** start of Dataset rows **
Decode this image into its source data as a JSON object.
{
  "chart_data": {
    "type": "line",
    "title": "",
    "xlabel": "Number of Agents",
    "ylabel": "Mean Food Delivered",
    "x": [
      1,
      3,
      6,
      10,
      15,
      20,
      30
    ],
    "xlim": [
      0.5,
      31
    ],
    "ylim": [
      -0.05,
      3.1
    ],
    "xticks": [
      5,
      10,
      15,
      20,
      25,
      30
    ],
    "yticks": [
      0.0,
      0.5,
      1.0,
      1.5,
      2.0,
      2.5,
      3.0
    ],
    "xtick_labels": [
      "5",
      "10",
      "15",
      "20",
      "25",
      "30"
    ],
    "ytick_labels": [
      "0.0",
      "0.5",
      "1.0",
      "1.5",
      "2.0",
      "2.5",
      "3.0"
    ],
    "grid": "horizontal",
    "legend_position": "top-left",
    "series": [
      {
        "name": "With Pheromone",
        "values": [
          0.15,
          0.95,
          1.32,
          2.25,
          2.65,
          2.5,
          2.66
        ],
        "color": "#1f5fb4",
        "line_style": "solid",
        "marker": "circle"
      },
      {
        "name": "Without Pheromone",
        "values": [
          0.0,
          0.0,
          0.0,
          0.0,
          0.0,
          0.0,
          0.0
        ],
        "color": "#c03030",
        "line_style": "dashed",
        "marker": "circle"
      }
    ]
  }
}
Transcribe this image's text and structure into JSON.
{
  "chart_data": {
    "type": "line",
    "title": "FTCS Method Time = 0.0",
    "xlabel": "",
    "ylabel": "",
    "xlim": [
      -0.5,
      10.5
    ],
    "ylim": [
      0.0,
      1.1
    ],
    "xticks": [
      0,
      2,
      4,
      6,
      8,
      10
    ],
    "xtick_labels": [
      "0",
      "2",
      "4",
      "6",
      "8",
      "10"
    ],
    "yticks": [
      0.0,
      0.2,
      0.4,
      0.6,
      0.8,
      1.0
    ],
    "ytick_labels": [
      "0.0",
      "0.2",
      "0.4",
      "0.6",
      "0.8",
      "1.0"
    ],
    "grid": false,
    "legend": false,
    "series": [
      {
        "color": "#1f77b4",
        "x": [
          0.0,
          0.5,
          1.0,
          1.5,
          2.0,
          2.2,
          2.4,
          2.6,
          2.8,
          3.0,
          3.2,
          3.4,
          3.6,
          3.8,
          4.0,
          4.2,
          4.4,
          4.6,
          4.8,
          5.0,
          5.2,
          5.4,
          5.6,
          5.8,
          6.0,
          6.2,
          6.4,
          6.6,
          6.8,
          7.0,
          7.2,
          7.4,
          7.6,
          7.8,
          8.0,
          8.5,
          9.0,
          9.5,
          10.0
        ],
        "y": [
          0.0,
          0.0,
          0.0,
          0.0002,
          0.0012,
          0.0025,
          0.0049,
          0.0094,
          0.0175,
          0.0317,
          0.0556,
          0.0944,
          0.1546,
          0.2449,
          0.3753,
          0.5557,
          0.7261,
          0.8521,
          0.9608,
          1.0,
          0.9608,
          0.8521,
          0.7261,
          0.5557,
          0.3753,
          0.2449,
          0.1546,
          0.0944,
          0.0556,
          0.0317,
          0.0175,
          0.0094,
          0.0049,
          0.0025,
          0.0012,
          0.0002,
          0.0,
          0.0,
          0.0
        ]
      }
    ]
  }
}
** end of Dataset rows **
§ **Requirement**: Each line of the material should be echoed exactly.

§ **Response to the exercise**:
Decode this image into its source data as a JSON object.
{
  "chart_data": {
    "type": "line",
    "title": "",
    "xlabel": "Number of Agents",
    "ylabel": "Mean Food Delivered",
    "x": [
      1,
      3,
      6,
      10,
      15,
      20,
      30
    ],
    "xlim": [
      0.5,
      31
    ],
    "ylim": [
      -0.05,
      3.1
    ],
    "xticks": [
      5,
      10,
      15,
      20,
      25,
      30
    ],
    "yticks": [
      0.0,
      0.5,
      1.0,
      1.5,
      2.0,
      2.5,
      3.0
    ],
    "xtick_labels": [
      "5",
      "10",
      "15",
      "20",
      "25",
      "30"
    ],
    "ytick_labels": [
      "0.0",
      "0.5",
      "1.0",
      "1.5",
      "2.0",
      "2.5",
      "3.0"
    ],
    "grid": "horizontal",
    "legend_position": "top-left",
    "series": [
      {
        "name": "With Pheromone",
        "values": [
          0.15,
          0.95,
          1.32,
          2.25,
          2.65,
          2.5,
          2.66
        ],
        "color": "#1f5fb4",
        "line_style": "solid",
        "marker": "circle"
      },
      {
        "name": "Without Pheromone",
        "values": [
          0.0,
          0.0,
          0.0,
          0.0,
          0.0,
          0.0,
          0.0
        ],
        "color": "#c03030",
        "line_style": "dashed",
        "marker": "circle"
      }
    ]
  }
}
Transcribe this image's text and structure into JSON.
{
  "chart_data": {
    "type": "line",
    "title": "FTCS Method Time = 0.0",
    "xlabel": "",
    "ylabel": "",
    "xlim": [
      -0.5,
      10.5
    ],
    "ylim": [
      0.0,
      1.1
    ],
    "xticks": [
      0,
      2,
      4,
      6,
      8,
      10
    ],
    "xtick_labels": [
      "0",
      "2",
      "4",
      "6",
      "8",
      "10"
    ],
    "yticks": [
      0.0,
      0.2,
      0.4,
      0.6,
      0.8,
      1.0
    ],
    "ytick_labels": [
      "0.0",
      "0.2",
      "0.4",
      "0.6",
      "0.8",
      "1.0"
    ],
    "grid": false,
    "legend": false,
    "series": [
      {
        "color": "#1f77b4",
        "x": [
          0.0,
          0.5,
          1.0,
          1.5,
          2.0,
          2.2,
          2.4,
          2.6,
          2.8,
          3.0,
          3.2,
          3.4,
          3.6,
          3.8,
          4.0,
          4.2,
          4.4,
          4.6,
          4.8,
          5.0,
          5.2,
          5.4,
          5.6,
          5.8,
          6.0,
          6.2,
          6.4,
          6.6,
          6.8,
          7.0,
          7.2,
          7.4,
          7.6,
          7.8,
          8.0,
          8.5,
          9.0,
          9.5,
          10.0
        ],
        "y": [
          0.0,
          0.0,
          0.0,
          0.0002,
          0.0012,
          0.0025,
          0.0049,
          0.0094,
          0.0175,
          0.0317,
          0.0556,
          0.0944,
          0.1546,
          0.2449,
          0.3753,
          0.5557,
          0.7261,
          0.8521,
          0.9608,
          1.0,
          0.9608,
          0.8521,
          0.7261,
          0.5557,
          0.3753,
          0.2449,
          0.1546,
          0.0944,
          0.0556,
          0.0317,
          0.0175,
          0.0094,
          0.0049,
          0.0025,
          0.0012,
          0.0002,
          0.0,
          0.0,
          0.0
        ]
      }
    ]
  }
}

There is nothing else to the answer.